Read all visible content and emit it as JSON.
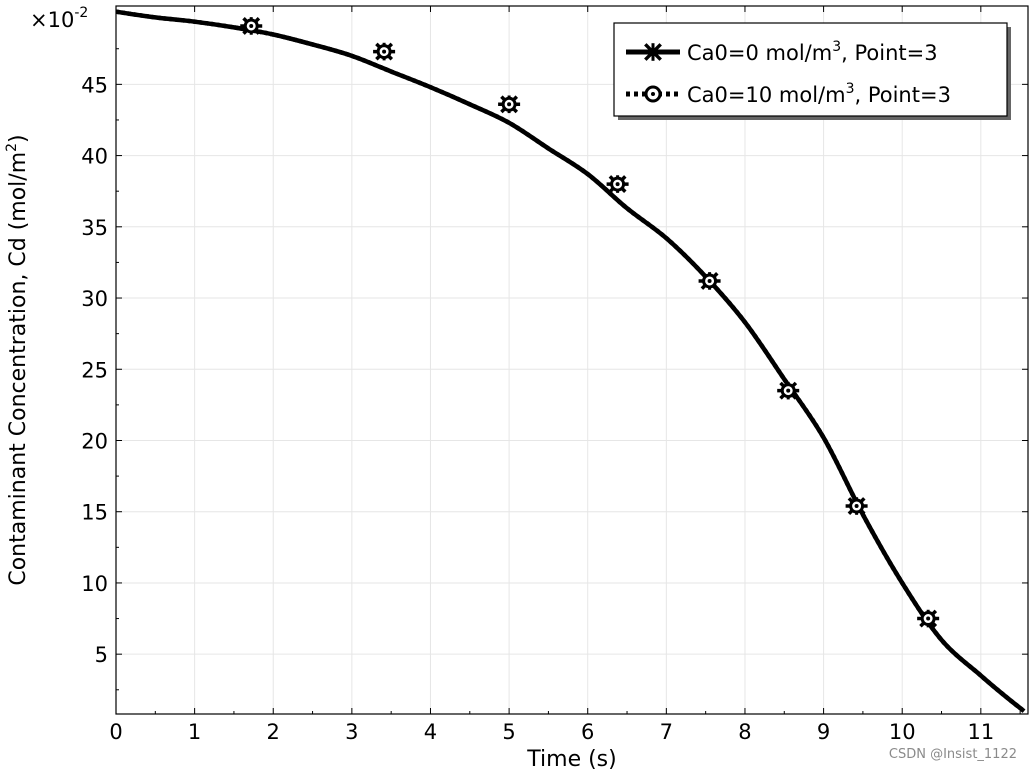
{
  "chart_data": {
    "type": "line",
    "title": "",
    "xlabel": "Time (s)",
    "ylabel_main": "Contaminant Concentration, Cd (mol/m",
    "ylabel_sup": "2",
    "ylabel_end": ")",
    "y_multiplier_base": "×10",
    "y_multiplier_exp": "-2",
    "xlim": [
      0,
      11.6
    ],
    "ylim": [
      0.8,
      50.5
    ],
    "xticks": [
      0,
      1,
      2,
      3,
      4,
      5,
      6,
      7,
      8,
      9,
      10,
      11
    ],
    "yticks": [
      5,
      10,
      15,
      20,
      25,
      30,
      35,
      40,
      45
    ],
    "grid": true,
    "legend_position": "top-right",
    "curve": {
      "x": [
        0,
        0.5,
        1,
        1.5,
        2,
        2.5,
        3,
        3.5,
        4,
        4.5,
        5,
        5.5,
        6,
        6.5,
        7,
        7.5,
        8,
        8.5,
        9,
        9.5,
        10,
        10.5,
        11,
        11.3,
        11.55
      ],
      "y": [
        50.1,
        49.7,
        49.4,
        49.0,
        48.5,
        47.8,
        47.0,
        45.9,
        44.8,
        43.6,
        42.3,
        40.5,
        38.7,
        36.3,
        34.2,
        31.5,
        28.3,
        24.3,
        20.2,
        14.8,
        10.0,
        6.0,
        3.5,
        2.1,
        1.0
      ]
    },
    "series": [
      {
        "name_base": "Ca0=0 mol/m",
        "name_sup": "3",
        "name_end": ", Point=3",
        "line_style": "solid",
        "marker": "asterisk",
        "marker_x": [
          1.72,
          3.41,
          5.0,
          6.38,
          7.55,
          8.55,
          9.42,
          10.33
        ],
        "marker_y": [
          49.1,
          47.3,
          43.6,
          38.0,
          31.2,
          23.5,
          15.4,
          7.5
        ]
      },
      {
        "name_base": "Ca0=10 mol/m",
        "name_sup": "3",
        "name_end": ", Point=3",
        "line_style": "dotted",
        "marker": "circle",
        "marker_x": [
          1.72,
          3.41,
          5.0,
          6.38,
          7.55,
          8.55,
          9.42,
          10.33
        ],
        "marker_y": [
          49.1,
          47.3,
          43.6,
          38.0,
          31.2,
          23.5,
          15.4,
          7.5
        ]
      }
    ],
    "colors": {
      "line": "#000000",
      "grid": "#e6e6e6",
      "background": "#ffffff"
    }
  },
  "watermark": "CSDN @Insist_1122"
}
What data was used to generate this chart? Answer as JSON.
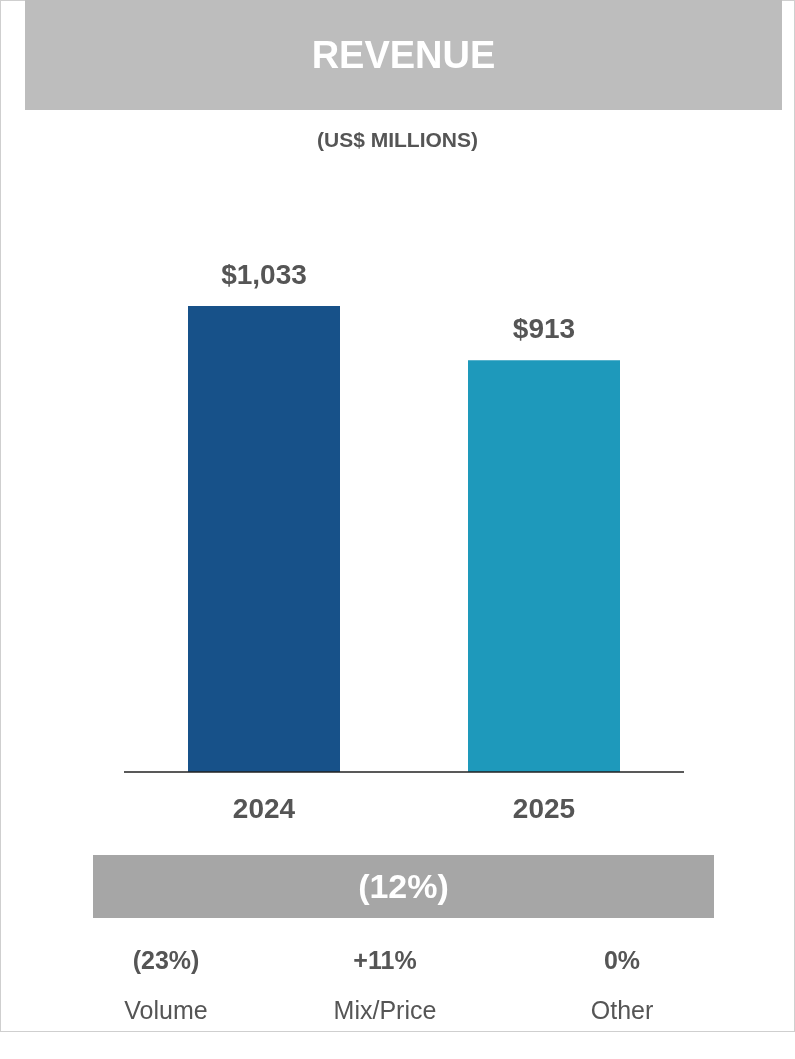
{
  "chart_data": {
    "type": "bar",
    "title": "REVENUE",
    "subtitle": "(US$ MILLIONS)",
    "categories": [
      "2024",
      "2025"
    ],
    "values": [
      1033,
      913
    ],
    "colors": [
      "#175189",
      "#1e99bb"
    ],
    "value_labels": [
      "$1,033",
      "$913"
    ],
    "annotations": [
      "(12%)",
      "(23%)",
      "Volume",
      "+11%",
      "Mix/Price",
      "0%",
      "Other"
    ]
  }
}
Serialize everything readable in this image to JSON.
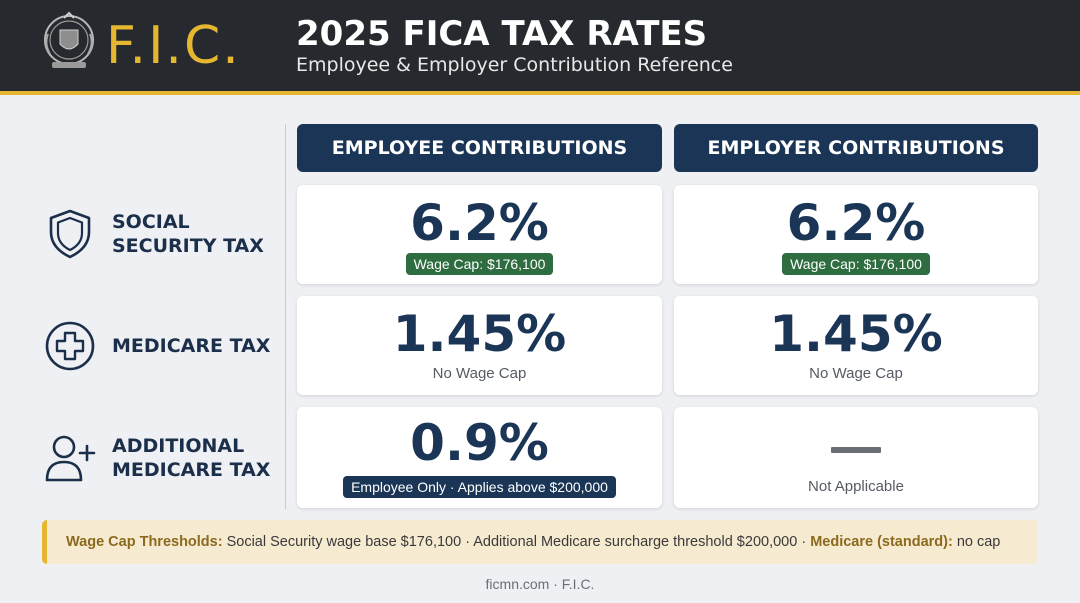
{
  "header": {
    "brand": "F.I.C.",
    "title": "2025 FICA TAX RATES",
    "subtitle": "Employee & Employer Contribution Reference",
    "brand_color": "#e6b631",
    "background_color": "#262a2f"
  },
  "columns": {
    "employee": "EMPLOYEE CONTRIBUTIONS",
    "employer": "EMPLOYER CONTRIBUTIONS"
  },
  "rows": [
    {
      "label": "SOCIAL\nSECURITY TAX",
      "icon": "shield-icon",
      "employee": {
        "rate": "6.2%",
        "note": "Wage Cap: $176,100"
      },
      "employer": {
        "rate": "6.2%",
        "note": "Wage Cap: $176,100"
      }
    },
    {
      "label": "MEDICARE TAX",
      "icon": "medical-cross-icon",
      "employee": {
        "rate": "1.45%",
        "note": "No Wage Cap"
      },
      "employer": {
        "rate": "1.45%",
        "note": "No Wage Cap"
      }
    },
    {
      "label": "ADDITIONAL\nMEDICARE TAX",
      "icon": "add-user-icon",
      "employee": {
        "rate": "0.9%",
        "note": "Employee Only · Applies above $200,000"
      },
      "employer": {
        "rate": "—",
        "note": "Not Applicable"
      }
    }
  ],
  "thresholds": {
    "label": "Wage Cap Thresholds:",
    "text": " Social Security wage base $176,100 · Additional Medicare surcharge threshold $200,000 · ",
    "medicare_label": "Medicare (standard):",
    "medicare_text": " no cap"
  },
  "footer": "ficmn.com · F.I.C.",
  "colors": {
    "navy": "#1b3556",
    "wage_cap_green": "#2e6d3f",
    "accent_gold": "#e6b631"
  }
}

• • •

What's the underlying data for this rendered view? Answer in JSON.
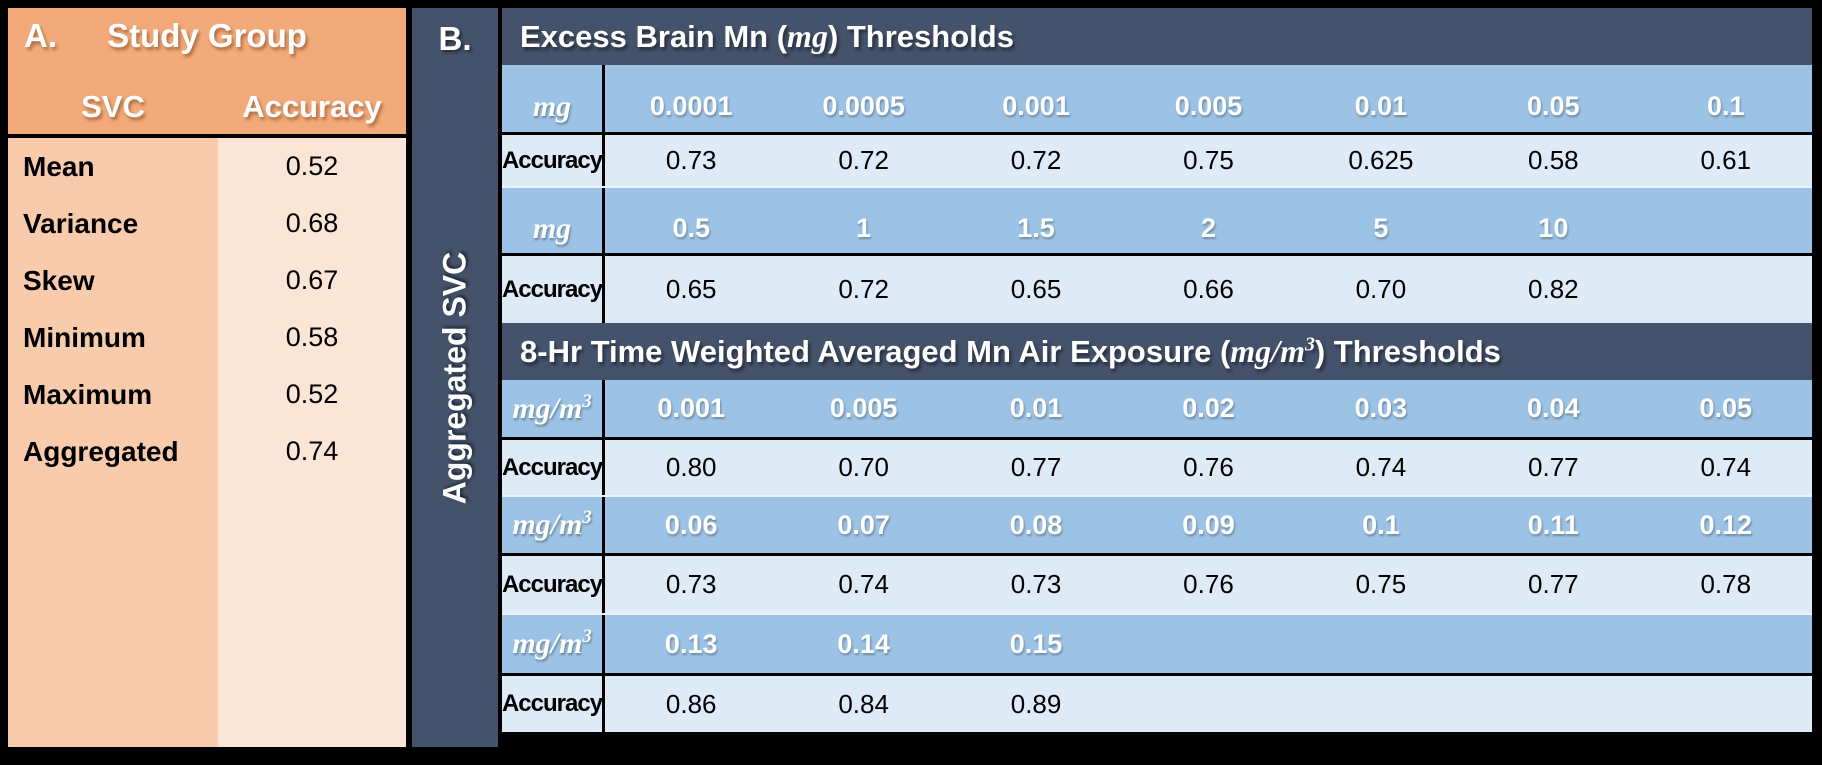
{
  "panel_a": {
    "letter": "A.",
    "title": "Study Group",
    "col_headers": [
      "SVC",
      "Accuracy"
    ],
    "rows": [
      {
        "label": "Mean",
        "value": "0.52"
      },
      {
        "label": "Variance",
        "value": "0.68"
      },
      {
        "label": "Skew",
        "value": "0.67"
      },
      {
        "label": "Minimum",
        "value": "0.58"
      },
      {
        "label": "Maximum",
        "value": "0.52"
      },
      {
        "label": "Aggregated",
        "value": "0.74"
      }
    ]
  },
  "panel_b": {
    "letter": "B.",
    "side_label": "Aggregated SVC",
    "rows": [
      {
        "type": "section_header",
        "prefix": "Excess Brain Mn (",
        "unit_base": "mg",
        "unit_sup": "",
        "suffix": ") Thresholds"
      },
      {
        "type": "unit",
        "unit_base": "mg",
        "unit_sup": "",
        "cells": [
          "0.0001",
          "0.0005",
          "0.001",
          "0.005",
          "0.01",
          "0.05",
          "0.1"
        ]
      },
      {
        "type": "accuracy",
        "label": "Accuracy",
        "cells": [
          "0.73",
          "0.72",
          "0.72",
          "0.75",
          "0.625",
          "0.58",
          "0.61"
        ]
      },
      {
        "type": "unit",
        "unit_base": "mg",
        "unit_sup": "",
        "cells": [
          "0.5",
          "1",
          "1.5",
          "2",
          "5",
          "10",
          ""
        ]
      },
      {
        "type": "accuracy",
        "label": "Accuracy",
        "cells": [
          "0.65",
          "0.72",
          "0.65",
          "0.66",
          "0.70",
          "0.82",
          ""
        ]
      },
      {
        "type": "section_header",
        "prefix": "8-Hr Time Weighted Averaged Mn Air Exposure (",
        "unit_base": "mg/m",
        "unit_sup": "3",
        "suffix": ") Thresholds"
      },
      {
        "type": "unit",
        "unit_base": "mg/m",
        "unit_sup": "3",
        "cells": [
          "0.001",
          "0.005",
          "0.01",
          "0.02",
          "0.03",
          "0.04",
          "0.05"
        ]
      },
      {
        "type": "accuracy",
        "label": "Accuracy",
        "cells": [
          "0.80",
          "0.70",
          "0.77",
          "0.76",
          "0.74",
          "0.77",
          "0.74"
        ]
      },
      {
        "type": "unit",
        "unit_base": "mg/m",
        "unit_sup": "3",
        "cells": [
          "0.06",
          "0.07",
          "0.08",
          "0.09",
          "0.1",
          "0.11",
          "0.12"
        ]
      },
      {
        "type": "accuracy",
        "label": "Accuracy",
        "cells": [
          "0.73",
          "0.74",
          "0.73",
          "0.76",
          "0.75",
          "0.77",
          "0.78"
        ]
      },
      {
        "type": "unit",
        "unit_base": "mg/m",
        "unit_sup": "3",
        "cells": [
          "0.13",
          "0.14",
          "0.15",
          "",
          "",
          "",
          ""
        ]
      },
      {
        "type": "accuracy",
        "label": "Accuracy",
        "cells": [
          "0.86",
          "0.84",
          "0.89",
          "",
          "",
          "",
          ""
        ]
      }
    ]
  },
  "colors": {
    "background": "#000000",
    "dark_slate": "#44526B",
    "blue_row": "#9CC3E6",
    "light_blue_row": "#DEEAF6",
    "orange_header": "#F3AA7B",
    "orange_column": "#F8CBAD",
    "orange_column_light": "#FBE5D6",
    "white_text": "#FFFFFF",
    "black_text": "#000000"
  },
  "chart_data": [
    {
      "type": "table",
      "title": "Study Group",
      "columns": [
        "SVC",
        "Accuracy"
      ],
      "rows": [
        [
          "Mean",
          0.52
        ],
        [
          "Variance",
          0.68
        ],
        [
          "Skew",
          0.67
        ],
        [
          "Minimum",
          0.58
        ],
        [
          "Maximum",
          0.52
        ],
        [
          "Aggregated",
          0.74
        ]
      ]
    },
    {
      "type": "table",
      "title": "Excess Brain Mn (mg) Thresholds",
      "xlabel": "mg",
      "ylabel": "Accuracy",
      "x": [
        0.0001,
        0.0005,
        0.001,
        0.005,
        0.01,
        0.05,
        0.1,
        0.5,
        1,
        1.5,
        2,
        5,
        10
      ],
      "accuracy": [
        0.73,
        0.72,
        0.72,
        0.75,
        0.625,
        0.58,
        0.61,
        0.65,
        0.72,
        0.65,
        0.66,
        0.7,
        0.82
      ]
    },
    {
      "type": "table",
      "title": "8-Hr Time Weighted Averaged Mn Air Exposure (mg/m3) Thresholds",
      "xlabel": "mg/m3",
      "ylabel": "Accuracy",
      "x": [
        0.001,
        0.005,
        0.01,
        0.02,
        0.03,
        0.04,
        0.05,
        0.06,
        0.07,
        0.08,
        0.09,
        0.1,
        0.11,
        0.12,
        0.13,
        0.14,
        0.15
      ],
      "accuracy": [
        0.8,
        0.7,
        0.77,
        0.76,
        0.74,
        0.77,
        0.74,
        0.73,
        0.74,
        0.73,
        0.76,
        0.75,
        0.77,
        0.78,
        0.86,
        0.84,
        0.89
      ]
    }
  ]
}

• • •

GOAL> List the lines that contain the word "Weighted".

WRITTEN RESPONSE>
        "prefix": "8-Hr Time Weighted Averaged Mn Air Exposure (",
      "title": "8-Hr Time Weighted Averaged Mn Air Exposure (mg/m3) Thresholds",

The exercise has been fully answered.